Problem requirements
Scan the data. Collect each line that contains the word "shares".

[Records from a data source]
--- start ---
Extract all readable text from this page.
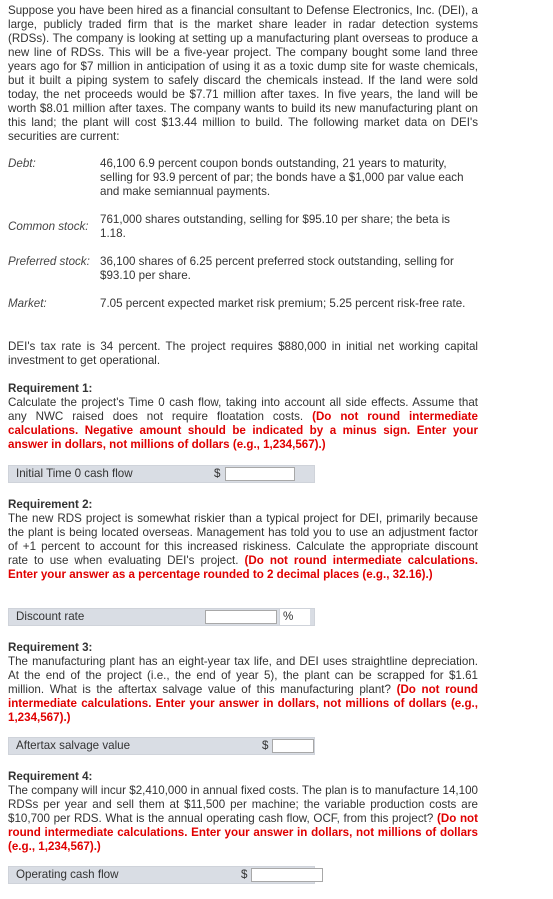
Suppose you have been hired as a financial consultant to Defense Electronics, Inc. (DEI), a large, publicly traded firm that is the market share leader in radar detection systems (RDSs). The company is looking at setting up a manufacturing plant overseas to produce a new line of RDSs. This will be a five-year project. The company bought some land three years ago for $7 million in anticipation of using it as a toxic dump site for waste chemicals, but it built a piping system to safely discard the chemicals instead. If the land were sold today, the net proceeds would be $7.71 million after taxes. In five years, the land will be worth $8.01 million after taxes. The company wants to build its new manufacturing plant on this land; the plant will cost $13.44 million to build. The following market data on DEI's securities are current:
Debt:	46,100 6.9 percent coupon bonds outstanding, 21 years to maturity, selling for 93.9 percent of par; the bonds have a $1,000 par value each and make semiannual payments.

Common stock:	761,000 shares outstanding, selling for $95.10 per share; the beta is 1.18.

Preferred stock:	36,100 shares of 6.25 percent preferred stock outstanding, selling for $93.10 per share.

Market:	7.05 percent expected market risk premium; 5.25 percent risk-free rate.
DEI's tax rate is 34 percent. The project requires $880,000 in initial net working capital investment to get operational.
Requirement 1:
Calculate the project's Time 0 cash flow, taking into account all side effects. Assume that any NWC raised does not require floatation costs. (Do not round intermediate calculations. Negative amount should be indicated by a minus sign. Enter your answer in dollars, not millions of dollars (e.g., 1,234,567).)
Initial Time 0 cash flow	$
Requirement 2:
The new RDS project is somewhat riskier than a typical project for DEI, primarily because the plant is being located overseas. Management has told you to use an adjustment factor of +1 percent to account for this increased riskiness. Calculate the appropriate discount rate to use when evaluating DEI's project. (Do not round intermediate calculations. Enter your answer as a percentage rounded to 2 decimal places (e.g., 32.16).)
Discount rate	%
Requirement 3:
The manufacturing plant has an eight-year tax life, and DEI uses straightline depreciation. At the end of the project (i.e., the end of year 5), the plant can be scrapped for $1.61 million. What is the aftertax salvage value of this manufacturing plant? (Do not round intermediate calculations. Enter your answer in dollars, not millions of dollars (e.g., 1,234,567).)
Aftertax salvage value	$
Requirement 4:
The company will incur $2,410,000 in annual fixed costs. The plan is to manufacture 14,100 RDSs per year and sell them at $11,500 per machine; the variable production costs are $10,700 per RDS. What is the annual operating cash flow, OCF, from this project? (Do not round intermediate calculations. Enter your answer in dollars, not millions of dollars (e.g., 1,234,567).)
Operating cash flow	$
--- end ---
--- start ---
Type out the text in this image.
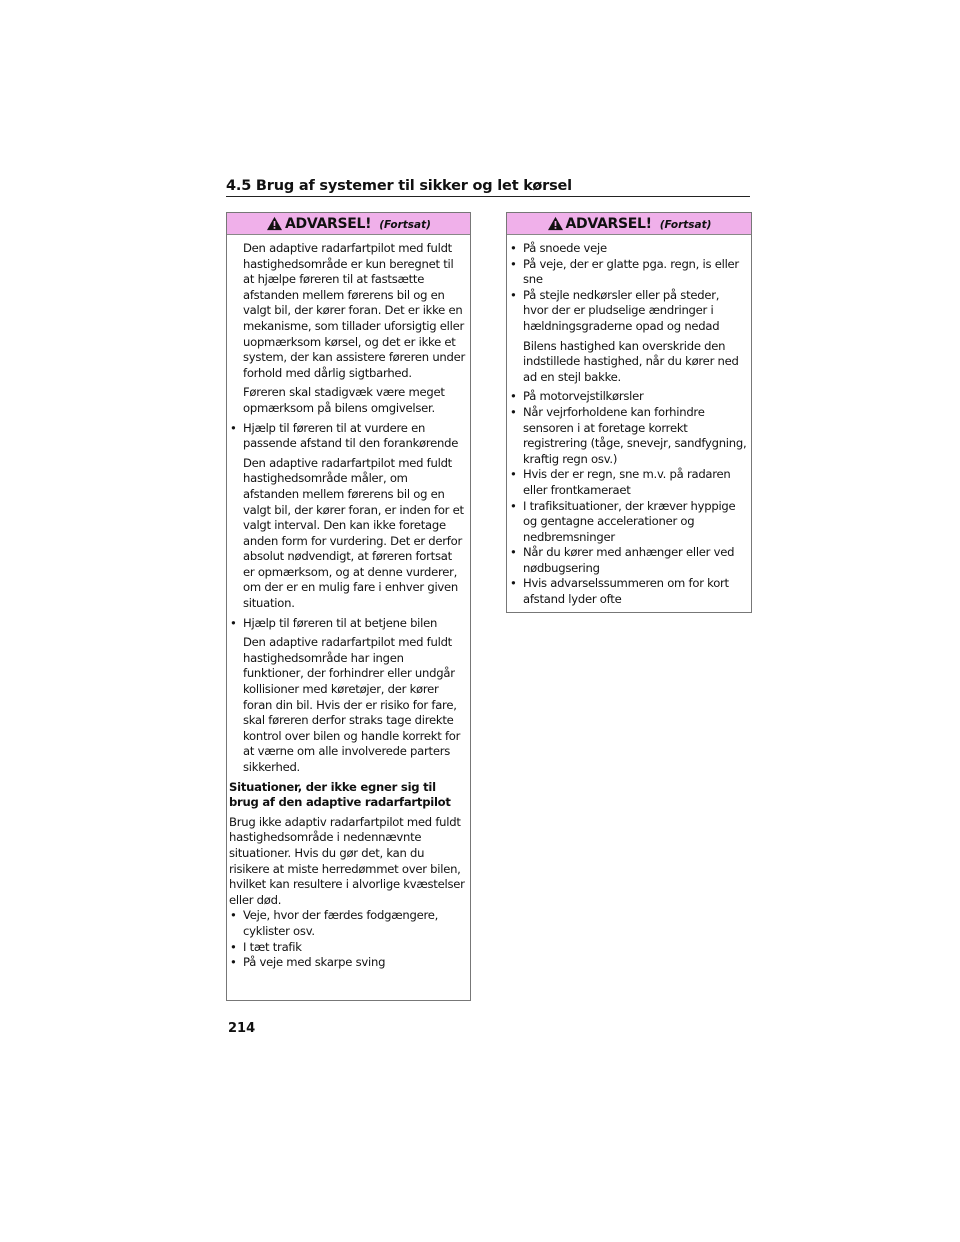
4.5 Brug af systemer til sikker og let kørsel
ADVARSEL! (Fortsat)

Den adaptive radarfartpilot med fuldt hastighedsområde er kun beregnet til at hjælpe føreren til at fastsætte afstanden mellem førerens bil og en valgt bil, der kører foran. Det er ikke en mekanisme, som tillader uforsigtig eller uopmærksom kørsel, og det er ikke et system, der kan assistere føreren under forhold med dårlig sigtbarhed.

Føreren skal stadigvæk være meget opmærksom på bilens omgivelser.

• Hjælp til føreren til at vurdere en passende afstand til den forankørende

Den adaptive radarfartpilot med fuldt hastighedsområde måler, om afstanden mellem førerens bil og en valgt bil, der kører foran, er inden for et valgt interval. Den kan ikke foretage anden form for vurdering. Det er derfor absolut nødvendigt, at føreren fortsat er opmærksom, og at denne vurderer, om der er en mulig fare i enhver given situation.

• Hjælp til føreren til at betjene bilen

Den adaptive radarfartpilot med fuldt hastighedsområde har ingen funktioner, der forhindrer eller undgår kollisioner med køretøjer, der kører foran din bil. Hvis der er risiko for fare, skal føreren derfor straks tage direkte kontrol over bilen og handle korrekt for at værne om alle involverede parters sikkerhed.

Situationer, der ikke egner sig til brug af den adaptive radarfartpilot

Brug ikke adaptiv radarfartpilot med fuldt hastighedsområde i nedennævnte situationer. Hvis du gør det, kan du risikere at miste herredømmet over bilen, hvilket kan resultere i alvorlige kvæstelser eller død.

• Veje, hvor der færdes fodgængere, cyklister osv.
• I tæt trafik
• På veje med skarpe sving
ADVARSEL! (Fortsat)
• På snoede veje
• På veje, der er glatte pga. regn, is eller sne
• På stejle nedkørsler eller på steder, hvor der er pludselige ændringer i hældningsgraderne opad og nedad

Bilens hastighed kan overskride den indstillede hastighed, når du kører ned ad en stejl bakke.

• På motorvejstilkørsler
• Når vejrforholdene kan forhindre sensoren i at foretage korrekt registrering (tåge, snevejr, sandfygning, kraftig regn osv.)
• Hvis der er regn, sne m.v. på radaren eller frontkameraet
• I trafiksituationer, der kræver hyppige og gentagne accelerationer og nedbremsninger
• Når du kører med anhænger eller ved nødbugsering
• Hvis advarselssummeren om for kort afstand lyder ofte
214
--- end ---
--- start ---
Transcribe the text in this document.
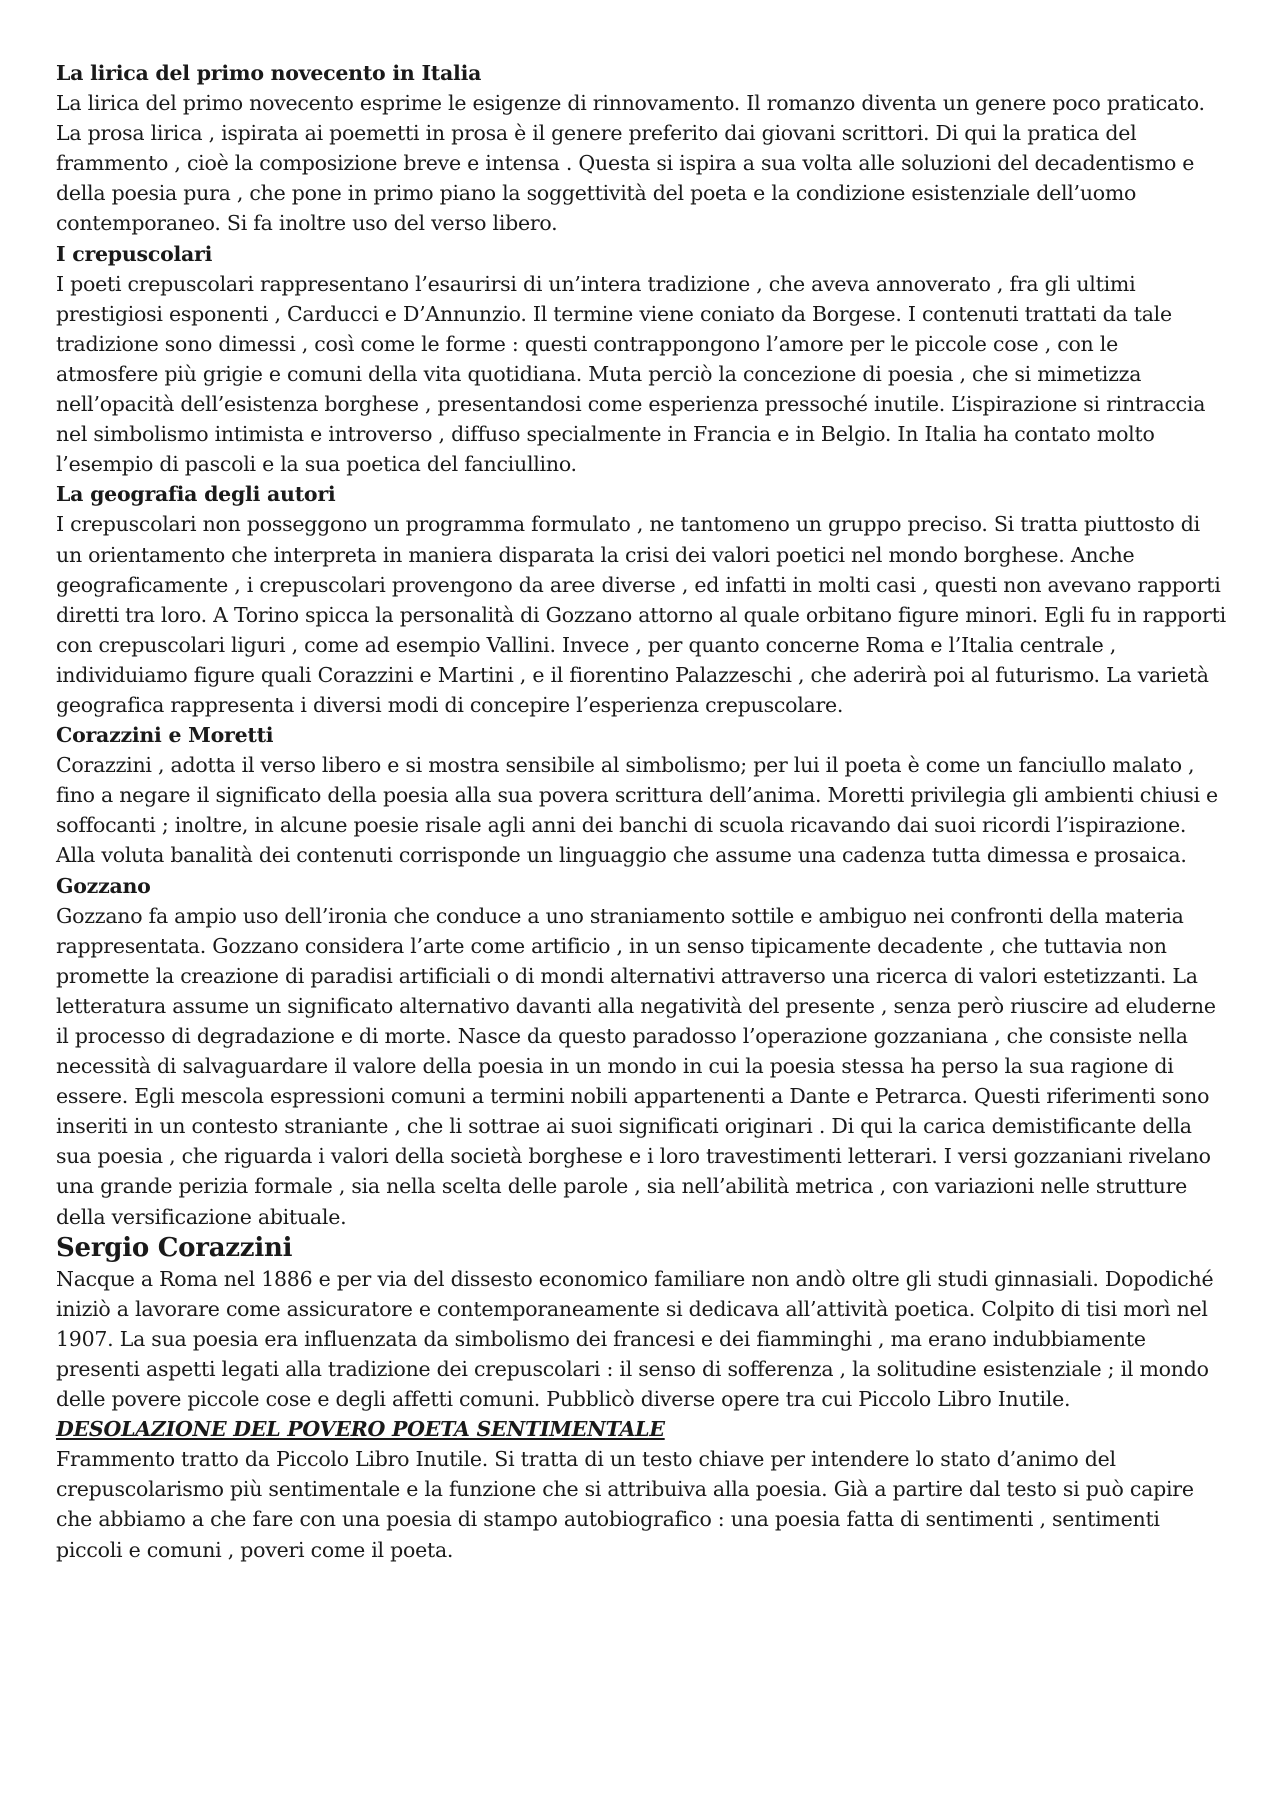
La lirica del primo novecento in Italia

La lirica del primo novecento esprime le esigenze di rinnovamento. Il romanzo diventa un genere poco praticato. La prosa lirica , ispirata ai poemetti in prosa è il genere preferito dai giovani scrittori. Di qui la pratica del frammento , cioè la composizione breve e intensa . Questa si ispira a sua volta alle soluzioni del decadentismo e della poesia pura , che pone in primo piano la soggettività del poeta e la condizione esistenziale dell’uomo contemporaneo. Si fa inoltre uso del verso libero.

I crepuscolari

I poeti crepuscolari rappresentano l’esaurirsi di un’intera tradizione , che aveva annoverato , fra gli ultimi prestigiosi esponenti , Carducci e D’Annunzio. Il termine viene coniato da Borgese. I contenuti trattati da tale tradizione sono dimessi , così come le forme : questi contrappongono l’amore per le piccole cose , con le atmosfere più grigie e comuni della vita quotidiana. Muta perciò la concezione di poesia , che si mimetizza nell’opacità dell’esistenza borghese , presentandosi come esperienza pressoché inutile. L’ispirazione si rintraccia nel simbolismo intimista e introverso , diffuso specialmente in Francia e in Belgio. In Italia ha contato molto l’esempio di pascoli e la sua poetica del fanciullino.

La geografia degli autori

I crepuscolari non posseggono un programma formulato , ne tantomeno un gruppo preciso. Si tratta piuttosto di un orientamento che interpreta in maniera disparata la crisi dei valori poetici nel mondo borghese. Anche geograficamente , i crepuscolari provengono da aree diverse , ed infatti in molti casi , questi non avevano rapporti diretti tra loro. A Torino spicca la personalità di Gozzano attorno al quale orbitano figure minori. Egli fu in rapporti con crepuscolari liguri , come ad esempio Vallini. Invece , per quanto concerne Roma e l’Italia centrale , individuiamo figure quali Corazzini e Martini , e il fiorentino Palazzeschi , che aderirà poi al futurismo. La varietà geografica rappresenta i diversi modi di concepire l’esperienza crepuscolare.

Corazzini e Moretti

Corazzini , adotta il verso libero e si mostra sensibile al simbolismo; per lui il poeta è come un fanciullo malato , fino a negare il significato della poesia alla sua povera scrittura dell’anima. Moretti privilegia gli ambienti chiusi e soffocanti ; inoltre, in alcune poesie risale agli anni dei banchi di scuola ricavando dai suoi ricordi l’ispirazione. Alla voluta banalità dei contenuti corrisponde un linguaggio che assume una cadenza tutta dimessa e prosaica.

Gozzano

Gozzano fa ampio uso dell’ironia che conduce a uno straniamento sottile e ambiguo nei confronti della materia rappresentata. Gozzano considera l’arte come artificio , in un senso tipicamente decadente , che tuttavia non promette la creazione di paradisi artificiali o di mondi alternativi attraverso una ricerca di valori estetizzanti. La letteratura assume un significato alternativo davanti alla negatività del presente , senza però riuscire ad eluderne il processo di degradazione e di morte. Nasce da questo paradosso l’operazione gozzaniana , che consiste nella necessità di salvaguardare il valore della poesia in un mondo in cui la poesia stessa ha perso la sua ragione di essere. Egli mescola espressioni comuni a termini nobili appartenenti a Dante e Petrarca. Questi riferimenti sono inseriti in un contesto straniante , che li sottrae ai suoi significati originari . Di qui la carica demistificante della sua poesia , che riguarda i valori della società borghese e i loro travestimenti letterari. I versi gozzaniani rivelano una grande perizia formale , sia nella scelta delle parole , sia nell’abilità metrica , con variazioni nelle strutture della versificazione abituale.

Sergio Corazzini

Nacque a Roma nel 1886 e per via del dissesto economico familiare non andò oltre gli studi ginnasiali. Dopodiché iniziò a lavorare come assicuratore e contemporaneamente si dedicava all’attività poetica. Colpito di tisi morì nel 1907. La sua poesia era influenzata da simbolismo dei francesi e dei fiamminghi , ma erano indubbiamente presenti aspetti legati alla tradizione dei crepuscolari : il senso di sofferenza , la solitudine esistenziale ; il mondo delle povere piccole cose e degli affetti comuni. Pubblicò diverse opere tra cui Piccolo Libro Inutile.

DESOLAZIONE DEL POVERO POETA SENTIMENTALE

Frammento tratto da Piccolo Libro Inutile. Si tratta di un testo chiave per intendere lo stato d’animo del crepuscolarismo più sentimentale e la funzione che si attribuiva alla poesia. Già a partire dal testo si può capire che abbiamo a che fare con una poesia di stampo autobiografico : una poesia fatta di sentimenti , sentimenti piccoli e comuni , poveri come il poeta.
--- end ---
Final result
Common stock:	761,000 shares outstanding, selling for $95.10 per share; the beta is 1.18.
Preferred stock:	36,100 shares of 6.25 percent preferred stock outstanding, selling for $93.10 per share.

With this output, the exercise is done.